Set task => Reproduce the following material verbatim, line by line, keeping every character and its order unchanged.

## Start

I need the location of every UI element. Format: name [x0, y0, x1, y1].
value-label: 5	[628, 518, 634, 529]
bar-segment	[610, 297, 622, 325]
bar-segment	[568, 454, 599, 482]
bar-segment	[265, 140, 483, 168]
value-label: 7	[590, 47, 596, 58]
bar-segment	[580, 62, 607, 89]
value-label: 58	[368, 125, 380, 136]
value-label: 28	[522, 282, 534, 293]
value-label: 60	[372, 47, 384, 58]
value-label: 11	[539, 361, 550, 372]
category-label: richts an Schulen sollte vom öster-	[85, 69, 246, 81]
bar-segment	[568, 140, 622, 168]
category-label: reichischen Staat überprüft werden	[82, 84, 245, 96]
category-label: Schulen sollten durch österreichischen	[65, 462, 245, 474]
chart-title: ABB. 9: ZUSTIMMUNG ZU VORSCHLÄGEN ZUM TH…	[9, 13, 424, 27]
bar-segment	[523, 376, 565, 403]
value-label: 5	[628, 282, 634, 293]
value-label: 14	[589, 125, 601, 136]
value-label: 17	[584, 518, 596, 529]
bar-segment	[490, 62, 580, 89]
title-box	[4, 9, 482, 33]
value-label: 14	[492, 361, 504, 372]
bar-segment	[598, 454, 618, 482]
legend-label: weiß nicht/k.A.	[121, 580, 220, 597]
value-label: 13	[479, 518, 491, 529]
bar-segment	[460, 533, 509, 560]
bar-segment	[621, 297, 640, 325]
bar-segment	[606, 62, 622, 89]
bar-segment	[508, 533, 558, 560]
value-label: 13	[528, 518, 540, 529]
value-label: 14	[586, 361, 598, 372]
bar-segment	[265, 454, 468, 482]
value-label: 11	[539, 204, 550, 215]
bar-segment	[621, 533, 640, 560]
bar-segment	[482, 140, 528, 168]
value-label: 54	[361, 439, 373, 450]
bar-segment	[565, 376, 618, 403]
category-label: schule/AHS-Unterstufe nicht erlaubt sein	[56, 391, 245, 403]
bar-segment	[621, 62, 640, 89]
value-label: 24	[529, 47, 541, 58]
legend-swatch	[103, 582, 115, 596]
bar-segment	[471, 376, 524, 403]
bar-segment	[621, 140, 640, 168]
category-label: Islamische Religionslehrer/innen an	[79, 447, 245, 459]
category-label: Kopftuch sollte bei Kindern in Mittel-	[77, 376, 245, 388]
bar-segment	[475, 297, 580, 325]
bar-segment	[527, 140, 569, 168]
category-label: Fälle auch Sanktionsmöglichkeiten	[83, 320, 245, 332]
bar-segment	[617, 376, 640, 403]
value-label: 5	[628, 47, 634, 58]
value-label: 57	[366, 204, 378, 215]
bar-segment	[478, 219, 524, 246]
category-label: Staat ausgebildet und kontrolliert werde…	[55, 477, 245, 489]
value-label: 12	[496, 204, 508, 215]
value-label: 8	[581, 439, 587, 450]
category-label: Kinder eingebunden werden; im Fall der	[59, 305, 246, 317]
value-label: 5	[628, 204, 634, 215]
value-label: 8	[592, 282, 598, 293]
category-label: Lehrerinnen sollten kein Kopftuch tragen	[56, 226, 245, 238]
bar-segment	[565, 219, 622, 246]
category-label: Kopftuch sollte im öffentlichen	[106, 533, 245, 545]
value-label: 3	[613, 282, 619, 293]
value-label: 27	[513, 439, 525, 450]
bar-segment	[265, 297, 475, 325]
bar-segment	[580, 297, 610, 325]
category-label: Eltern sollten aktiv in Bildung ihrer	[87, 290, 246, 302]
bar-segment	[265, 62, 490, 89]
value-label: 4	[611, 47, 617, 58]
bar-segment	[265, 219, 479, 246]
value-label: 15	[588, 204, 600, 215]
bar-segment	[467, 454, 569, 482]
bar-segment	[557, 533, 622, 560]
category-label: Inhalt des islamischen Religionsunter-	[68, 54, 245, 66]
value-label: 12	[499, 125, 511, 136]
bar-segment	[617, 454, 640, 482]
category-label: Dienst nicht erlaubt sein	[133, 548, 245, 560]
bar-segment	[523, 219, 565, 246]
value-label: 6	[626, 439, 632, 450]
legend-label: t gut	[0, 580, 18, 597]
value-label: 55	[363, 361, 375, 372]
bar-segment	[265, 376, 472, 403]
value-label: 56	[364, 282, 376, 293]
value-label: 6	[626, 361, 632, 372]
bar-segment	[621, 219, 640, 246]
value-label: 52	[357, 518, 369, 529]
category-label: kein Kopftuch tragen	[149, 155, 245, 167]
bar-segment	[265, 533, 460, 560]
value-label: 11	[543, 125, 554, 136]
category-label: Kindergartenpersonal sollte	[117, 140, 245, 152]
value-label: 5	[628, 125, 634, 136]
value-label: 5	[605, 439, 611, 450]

## End

Completed exercise =>
I need the location of every UI element. Format: name [x0, y0, x1, y1].
value-label: 5	[628, 518, 634, 529]
bar-segment	[610, 297, 622, 325]
bar-segment	[568, 454, 599, 482]
bar-segment	[265, 140, 483, 168]
value-label: 7	[590, 47, 596, 58]
bar-segment	[580, 62, 607, 89]
value-label: 58	[368, 125, 380, 136]
value-label: 28	[522, 282, 534, 293]
value-label: 60	[372, 47, 384, 58]
value-label: 11	[539, 361, 550, 372]
category-label: richts an Schulen sollte vom öster-	[85, 69, 246, 81]
bar-segment	[568, 140, 622, 168]
category-label: reichischen Staat überprüft werden	[82, 84, 245, 96]
category-label: Schulen sollten durch österreichischen	[65, 462, 245, 474]
chart-title: ABB. 9: ZUSTIMMUNG ZU VORSCHLÄGEN ZUM TH…	[9, 13, 424, 27]
bar-segment	[523, 376, 565, 403]
value-label: 5	[628, 282, 634, 293]
value-label: 14	[589, 125, 601, 136]
value-label: 17	[584, 518, 596, 529]
bar-segment	[490, 62, 580, 89]
title-box	[4, 9, 482, 33]
value-label: 14	[492, 361, 504, 372]
bar-segment	[598, 454, 618, 482]
legend-label: weiß nicht/k.A.	[121, 580, 220, 597]
value-label: 13	[479, 518, 491, 529]
bar-segment	[460, 533, 509, 560]
bar-segment	[621, 297, 640, 325]
bar-segment	[606, 62, 622, 89]
bar-segment	[508, 533, 558, 560]
value-label: 13	[528, 518, 540, 529]
value-label: 14	[586, 361, 598, 372]
bar-segment	[265, 454, 468, 482]
value-label: 11	[539, 204, 550, 215]
bar-segment	[621, 533, 640, 560]
bar-segment	[482, 140, 528, 168]
value-label: 54	[361, 439, 373, 450]
bar-segment	[565, 376, 618, 403]
category-label: schule/AHS-Unterstufe nicht erlaubt sein	[56, 391, 245, 403]
bar-segment	[621, 62, 640, 89]
value-label: 24	[529, 47, 541, 58]
legend-swatch	[103, 582, 115, 596]
bar-segment	[471, 376, 524, 403]
bar-segment	[621, 140, 640, 168]
category-label: Islamische Religionslehrer/innen an	[79, 447, 245, 459]
category-label: Kopftuch sollte bei Kindern in Mittel-	[77, 376, 245, 388]
bar-segment	[475, 297, 580, 325]
bar-segment	[527, 140, 569, 168]
category-label: Fälle auch Sanktionsmöglichkeiten	[83, 320, 245, 332]
bar-segment	[617, 376, 640, 403]
value-label: 5	[628, 47, 634, 58]
value-label: 57	[366, 204, 378, 215]
bar-segment	[478, 219, 524, 246]
category-label: Staat ausgebildet und kontrolliert werde…	[55, 477, 245, 489]
value-label: 12	[496, 204, 508, 215]
value-label: 8	[581, 439, 587, 450]
category-label: Kinder eingebunden werden; im Fall der	[59, 305, 246, 317]
value-label: 5	[628, 204, 634, 215]
value-label: 8	[592, 282, 598, 293]
category-label: Lehrerinnen sollten kein Kopftuch tragen	[56, 226, 245, 238]
bar-segment	[565, 219, 622, 246]
category-label: Kopftuch sollte im öffentlichen	[106, 533, 245, 545]
value-label: 3	[613, 282, 619, 293]
value-label: 27	[513, 439, 525, 450]
bar-segment	[265, 297, 475, 325]
bar-segment	[580, 297, 610, 325]
category-label: Eltern sollten aktiv in Bildung ihrer	[87, 290, 246, 302]
bar-segment	[265, 62, 490, 89]
value-label: 4	[611, 47, 617, 58]
bar-segment	[265, 219, 479, 246]
value-label: 15	[588, 204, 600, 215]
bar-segment	[467, 454, 569, 482]
bar-segment	[557, 533, 622, 560]
category-label: Inhalt des islamischen Religionsunter-	[68, 54, 245, 66]
value-label: 12	[499, 125, 511, 136]
bar-segment	[617, 454, 640, 482]
category-label: Dienst nicht erlaubt sein	[133, 548, 245, 560]
bar-segment	[523, 219, 565, 246]
value-label: 6	[626, 439, 632, 450]
legend-label: t gut	[0, 580, 18, 597]
value-label: 55	[363, 361, 375, 372]
bar-segment	[265, 376, 472, 403]
value-label: 56	[364, 282, 376, 293]
value-label: 6	[626, 361, 632, 372]
bar-segment	[621, 219, 640, 246]
value-label: 52	[357, 518, 369, 529]
category-label: kein Kopftuch tragen	[149, 155, 245, 167]
bar-segment	[265, 533, 460, 560]
value-label: 11	[543, 125, 554, 136]
category-label: Kindergartenpersonal sollte	[117, 140, 245, 152]
value-label: 5	[628, 125, 634, 136]
value-label: 5	[605, 439, 611, 450]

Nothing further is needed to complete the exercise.